[Records from a dataset]
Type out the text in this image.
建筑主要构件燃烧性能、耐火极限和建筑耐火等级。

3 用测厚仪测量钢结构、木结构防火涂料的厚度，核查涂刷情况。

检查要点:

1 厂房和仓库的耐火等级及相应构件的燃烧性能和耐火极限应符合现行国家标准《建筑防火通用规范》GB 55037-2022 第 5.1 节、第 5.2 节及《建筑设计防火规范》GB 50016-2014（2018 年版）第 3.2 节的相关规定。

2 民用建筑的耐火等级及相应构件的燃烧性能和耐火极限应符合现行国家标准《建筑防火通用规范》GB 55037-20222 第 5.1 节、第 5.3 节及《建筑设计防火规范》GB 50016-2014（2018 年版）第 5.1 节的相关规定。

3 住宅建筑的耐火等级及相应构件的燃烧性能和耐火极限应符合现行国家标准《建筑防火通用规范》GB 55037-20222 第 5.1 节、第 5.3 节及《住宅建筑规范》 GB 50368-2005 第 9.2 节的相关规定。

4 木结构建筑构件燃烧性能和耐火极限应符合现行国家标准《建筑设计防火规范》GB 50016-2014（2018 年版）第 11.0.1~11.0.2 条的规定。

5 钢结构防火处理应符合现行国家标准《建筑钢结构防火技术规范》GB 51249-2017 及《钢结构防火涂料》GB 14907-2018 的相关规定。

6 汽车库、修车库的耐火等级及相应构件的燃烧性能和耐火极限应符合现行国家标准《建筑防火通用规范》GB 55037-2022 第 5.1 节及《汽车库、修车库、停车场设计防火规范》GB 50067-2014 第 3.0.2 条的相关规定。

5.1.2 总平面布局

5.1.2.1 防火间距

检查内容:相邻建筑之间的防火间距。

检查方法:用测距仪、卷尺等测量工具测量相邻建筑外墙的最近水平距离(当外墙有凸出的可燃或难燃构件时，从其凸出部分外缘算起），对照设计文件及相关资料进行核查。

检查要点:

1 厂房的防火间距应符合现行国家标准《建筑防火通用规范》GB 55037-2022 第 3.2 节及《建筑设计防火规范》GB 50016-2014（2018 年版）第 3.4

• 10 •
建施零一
* * *
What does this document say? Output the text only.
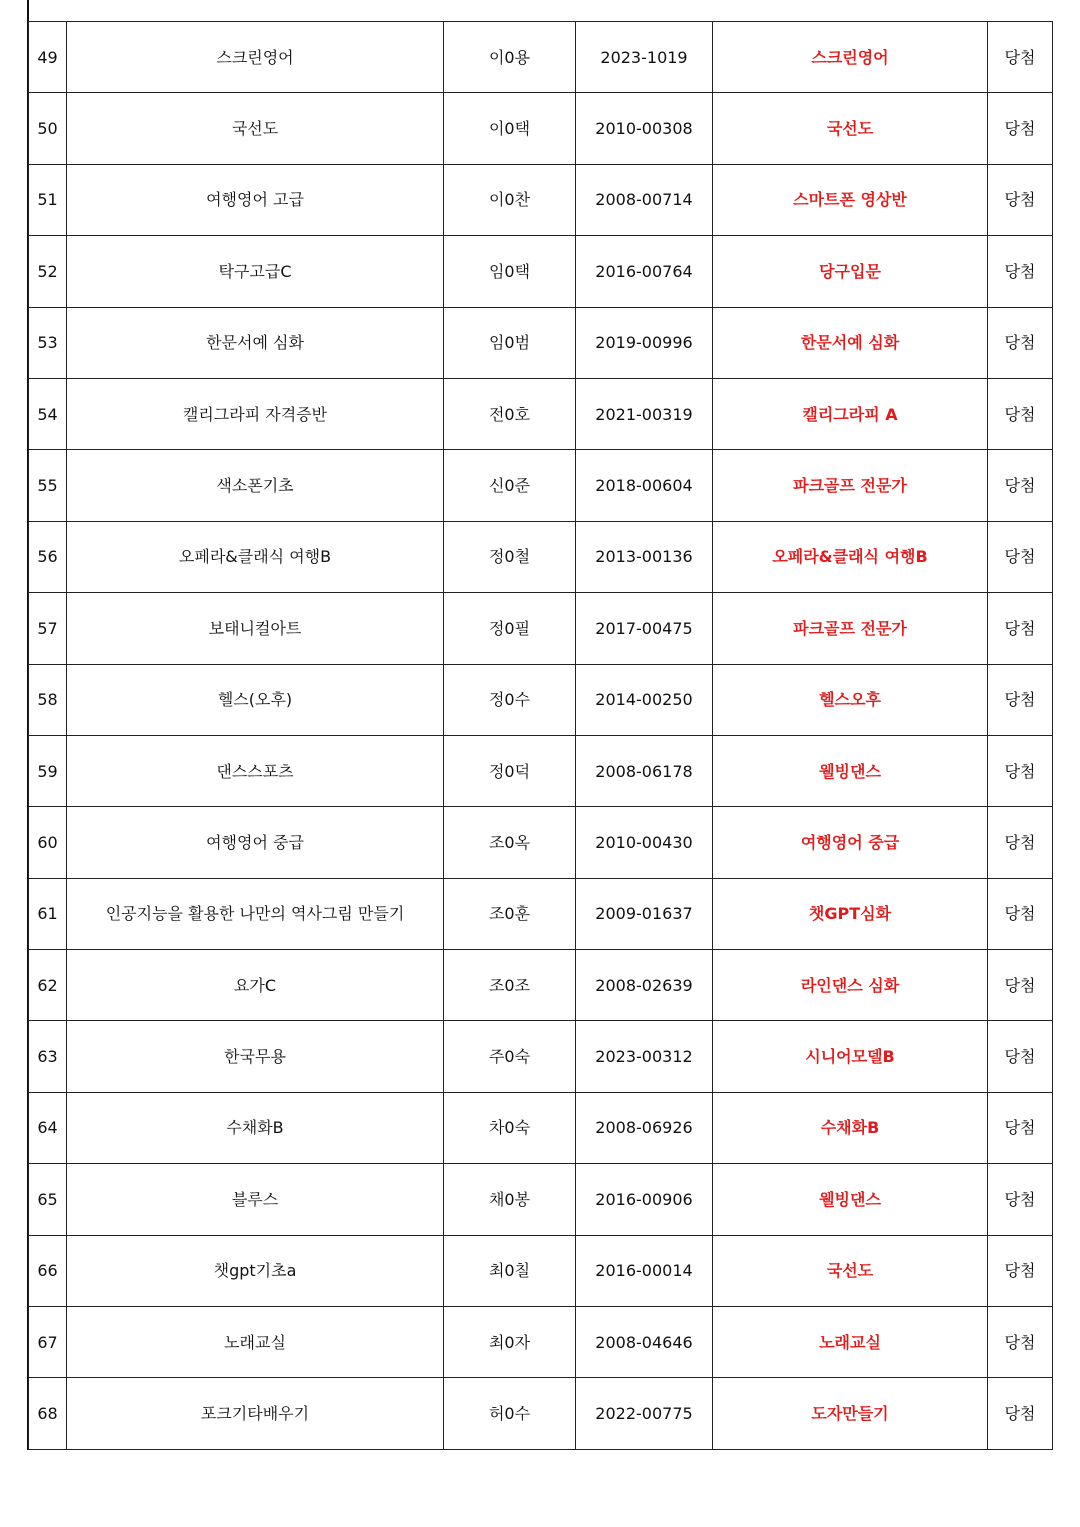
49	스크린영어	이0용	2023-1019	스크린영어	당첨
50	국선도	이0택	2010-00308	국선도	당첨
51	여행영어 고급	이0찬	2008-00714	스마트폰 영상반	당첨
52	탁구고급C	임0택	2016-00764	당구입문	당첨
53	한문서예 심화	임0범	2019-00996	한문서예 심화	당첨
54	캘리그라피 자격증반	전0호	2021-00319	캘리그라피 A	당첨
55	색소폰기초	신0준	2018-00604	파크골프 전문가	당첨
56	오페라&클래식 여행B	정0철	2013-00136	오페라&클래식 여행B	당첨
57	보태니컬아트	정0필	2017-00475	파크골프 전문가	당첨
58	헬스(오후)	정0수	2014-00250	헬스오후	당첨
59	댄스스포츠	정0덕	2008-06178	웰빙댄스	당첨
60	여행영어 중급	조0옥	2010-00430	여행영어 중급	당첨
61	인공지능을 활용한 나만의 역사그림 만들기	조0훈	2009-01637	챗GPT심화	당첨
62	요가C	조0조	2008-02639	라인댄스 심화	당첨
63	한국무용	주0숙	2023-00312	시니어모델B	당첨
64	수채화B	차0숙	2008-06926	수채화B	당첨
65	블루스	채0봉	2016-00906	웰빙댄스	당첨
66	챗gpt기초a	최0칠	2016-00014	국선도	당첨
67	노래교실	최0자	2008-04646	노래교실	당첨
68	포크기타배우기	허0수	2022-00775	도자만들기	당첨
==
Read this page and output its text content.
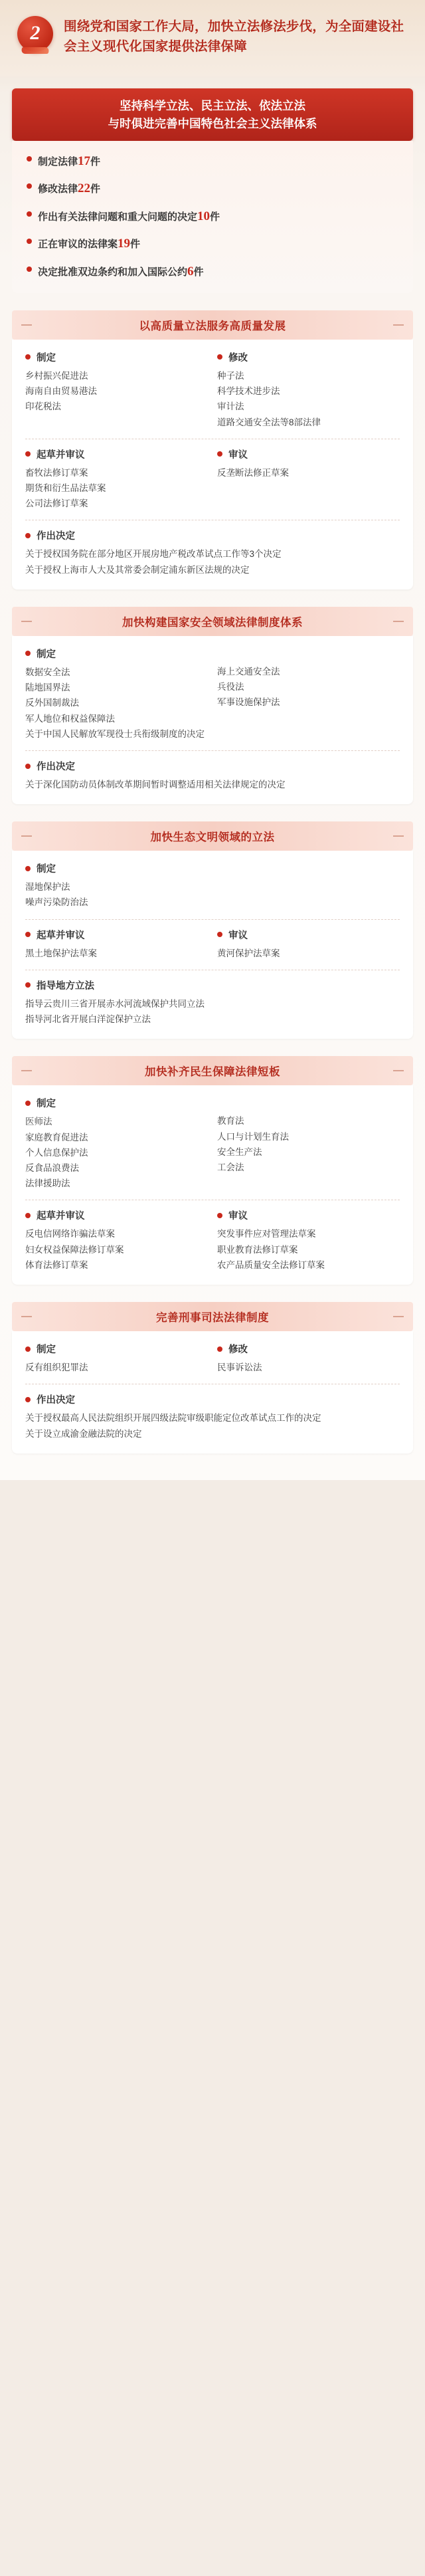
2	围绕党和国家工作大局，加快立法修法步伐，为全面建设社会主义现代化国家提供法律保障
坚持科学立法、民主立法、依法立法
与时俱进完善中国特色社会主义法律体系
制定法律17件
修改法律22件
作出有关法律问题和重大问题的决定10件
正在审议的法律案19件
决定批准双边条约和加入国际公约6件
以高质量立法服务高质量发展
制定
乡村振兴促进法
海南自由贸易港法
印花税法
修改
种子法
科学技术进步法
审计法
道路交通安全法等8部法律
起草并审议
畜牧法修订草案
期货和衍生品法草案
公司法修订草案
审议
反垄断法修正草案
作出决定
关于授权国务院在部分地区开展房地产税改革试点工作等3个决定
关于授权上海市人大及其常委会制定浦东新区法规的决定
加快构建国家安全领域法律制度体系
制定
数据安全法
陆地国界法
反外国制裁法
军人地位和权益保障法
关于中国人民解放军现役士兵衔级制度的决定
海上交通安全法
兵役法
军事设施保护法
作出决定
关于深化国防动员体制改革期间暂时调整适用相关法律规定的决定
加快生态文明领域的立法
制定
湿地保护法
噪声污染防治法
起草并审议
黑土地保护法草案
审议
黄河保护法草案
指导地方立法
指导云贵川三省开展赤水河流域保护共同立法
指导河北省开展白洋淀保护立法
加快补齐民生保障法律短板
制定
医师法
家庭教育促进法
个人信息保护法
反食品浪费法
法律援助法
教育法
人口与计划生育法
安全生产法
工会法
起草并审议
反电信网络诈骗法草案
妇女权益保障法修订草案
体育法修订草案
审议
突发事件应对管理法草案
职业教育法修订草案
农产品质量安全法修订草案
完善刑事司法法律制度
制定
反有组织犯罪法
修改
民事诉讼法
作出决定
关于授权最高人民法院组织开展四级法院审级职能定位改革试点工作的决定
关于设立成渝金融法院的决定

### WORK INSTRUCTIONS:
Select the lines in this material that hold the word "여행영어", leaving none out.

### FINAL RESULT:
51	여행영어 고급	이0찬	2008-00714	스마트폰 영상반	당첨
60	여행영어 중급	조0옥	2010-00430	여행영어 중급	당첨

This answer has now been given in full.